◆ Entries provided ◆
** START **

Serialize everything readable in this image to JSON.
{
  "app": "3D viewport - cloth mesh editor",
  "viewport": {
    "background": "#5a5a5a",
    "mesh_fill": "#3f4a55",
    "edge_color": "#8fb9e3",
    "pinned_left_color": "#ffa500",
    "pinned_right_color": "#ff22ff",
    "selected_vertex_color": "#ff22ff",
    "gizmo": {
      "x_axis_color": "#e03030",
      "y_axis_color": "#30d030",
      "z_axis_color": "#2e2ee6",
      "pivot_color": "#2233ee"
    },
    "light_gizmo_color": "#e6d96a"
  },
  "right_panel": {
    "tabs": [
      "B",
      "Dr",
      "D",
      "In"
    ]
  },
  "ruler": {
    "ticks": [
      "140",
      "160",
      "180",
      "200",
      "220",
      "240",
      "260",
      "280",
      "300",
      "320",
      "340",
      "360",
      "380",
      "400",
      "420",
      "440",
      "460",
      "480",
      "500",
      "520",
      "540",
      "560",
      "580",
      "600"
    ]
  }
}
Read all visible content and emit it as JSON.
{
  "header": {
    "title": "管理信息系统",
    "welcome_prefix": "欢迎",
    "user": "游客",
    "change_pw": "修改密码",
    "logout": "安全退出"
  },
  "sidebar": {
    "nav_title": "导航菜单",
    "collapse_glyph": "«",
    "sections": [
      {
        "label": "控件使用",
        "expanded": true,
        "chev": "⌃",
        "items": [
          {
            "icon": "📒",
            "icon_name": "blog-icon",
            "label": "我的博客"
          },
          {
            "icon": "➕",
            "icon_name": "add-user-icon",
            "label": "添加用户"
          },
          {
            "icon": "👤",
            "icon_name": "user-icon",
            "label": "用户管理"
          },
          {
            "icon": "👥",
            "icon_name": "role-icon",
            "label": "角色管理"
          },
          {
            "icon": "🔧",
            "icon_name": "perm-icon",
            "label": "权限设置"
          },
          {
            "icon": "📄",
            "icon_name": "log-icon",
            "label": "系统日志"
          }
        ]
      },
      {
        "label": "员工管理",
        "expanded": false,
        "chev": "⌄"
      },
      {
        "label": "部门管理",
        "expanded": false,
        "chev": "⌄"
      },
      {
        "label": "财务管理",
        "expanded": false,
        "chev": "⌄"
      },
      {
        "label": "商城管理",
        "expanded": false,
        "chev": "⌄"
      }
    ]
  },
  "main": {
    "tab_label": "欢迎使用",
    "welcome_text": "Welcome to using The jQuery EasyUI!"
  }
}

** END **

◆ Set problem ◆
Go back to the listing above and please repeat it exactly.

◆ Solution to this task ◆
Serialize everything readable in this image to JSON.
{
  "app": "3D viewport - cloth mesh editor",
  "viewport": {
    "background": "#5a5a5a",
    "mesh_fill": "#3f4a55",
    "edge_color": "#8fb9e3",
    "pinned_left_color": "#ffa500",
    "pinned_right_color": "#ff22ff",
    "selected_vertex_color": "#ff22ff",
    "gizmo": {
      "x_axis_color": "#e03030",
      "y_axis_color": "#30d030",
      "z_axis_color": "#2e2ee6",
      "pivot_color": "#2233ee"
    },
    "light_gizmo_color": "#e6d96a"
  },
  "right_panel": {
    "tabs": [
      "B",
      "Dr",
      "D",
      "In"
    ]
  },
  "ruler": {
    "ticks": [
      "140",
      "160",
      "180",
      "200",
      "220",
      "240",
      "260",
      "280",
      "300",
      "320",
      "340",
      "360",
      "380",
      "400",
      "420",
      "440",
      "460",
      "480",
      "500",
      "520",
      "540",
      "560",
      "580",
      "600"
    ]
  }
}
Read all visible content and emit it as JSON.
{
  "header": {
    "title": "管理信息系统",
    "welcome_prefix": "欢迎",
    "user": "游客",
    "change_pw": "修改密码",
    "logout": "安全退出"
  },
  "sidebar": {
    "nav_title": "导航菜单",
    "collapse_glyph": "«",
    "sections": [
      {
        "label": "控件使用",
        "expanded": true,
        "chev": "⌃",
        "items": [
          {
            "icon": "📒",
            "icon_name": "blog-icon",
            "label": "我的博客"
          },
          {
            "icon": "➕",
            "icon_name": "add-user-icon",
            "label": "添加用户"
          },
          {
            "icon": "👤",
            "icon_name": "user-icon",
            "label": "用户管理"
          },
          {
            "icon": "👥",
            "icon_name": "role-icon",
            "label": "角色管理"
          },
          {
            "icon": "🔧",
            "icon_name": "perm-icon",
            "label": "权限设置"
          },
          {
            "icon": "📄",
            "icon_name": "log-icon",
            "label": "系统日志"
          }
        ]
      },
      {
        "label": "员工管理",
        "expanded": false,
        "chev": "⌄"
      },
      {
        "label": "部门管理",
        "expanded": false,
        "chev": "⌄"
      },
      {
        "label": "财务管理",
        "expanded": false,
        "chev": "⌄"
      },
      {
        "label": "商城管理",
        "expanded": false,
        "chev": "⌄"
      }
    ]
  },
  "main": {
    "tab_label": "欢迎使用",
    "welcome_text": "Welcome to using The jQuery EasyUI!"
  }
}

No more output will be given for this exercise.